* TASK DIRECTIONS:
Return every record below exactly as written, but leave out the pictures.

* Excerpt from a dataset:
════════════════════

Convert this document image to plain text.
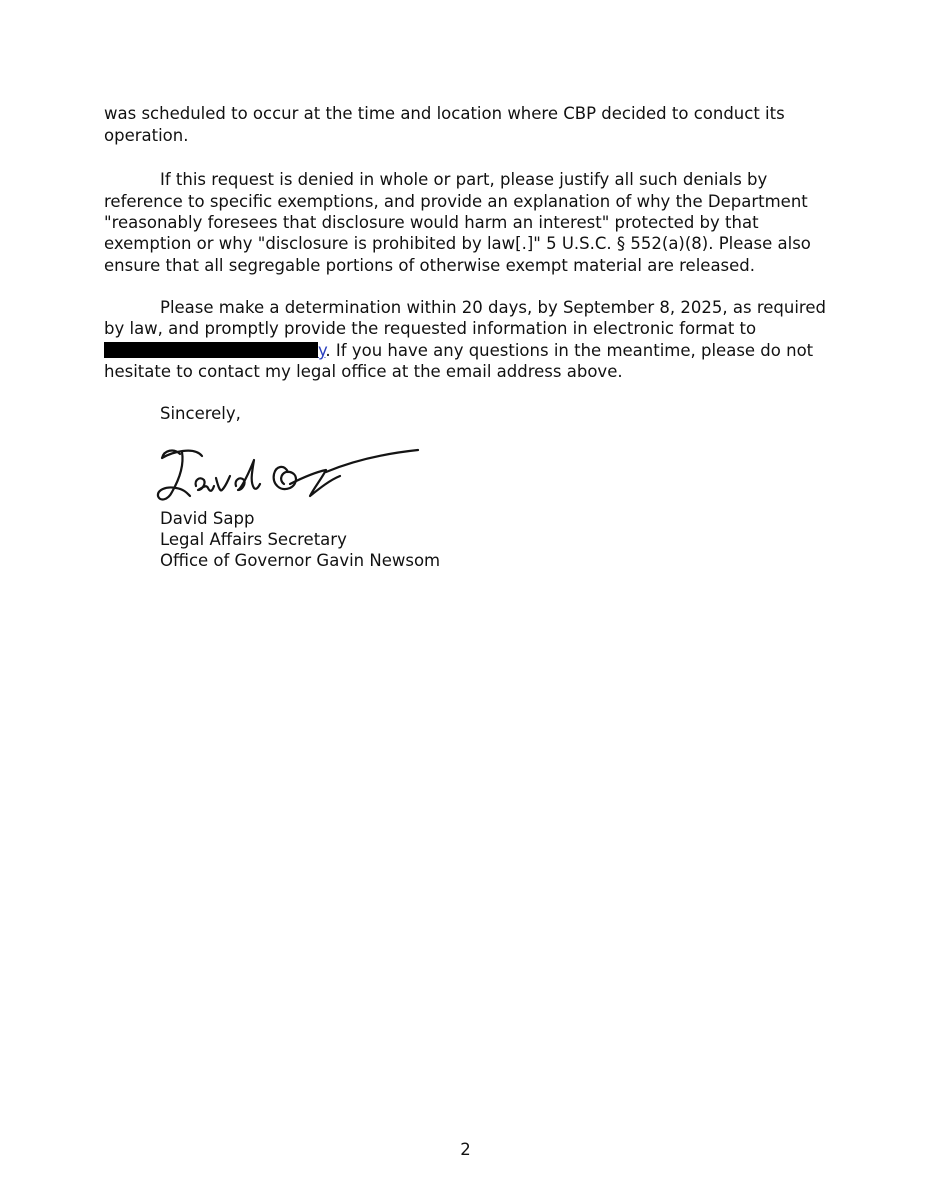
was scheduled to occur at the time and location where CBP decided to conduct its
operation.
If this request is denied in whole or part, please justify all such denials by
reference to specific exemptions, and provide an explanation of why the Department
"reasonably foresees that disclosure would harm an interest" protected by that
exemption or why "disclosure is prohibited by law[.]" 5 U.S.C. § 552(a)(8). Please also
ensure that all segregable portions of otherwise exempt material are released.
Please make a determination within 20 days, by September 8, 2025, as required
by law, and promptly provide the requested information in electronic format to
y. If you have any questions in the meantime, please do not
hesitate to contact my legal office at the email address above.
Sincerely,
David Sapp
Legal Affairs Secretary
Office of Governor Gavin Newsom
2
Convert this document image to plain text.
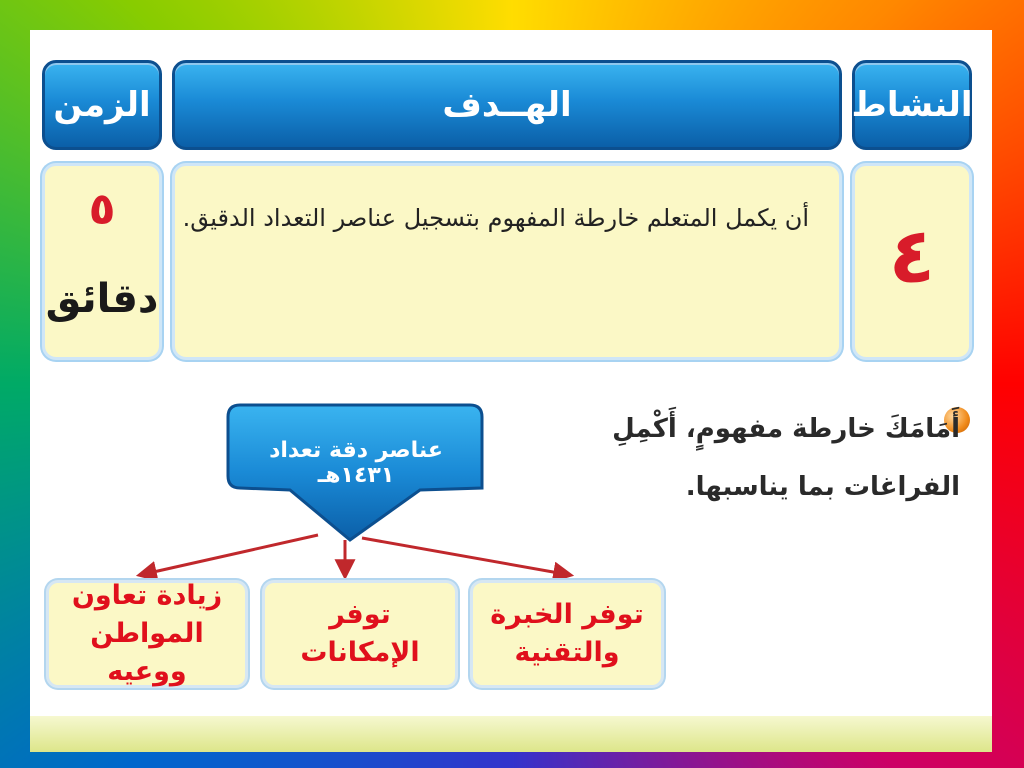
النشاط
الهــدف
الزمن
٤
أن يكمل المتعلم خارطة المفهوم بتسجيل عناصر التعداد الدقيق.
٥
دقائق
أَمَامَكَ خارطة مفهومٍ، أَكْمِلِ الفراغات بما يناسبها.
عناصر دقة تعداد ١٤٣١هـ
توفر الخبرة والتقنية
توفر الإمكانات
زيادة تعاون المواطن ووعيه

════════════════════

* TASK ANSWER:
Convert this document image to plain text.
was scheduled to occur at the time and location where CBP decided to conduct its
operation.
If this request is denied in whole or part, please justify all such denials by
reference to specific exemptions, and provide an explanation of why the Department
"reasonably foresees that disclosure would harm an interest" protected by that
exemption or why "disclosure is prohibited by law[.]" 5 U.S.C. § 552(a)(8). Please also
ensure that all segregable portions of otherwise exempt material are released.
Please make a determination within 20 days, by September 8, 2025, as required
by law, and promptly provide the requested information in electronic format to
y. If you have any questions in the meantime, please do not
hesitate to contact my legal office at the email address above.
Sincerely,
David Sapp
Legal Affairs Secretary
Office of Governor Gavin Newsom
2
Convert this document image to plain text.
النشاط
الهــدف
الزمن
٤
أن يكمل المتعلم خارطة المفهوم بتسجيل عناصر التعداد الدقيق.
٥
دقائق
أَمَامَكَ خارطة مفهومٍ، أَكْمِلِ الفراغات بما يناسبها.
عناصر دقة تعداد ١٤٣١هـ
توفر الخبرة والتقنية
توفر الإمكانات
زيادة تعاون المواطن ووعيه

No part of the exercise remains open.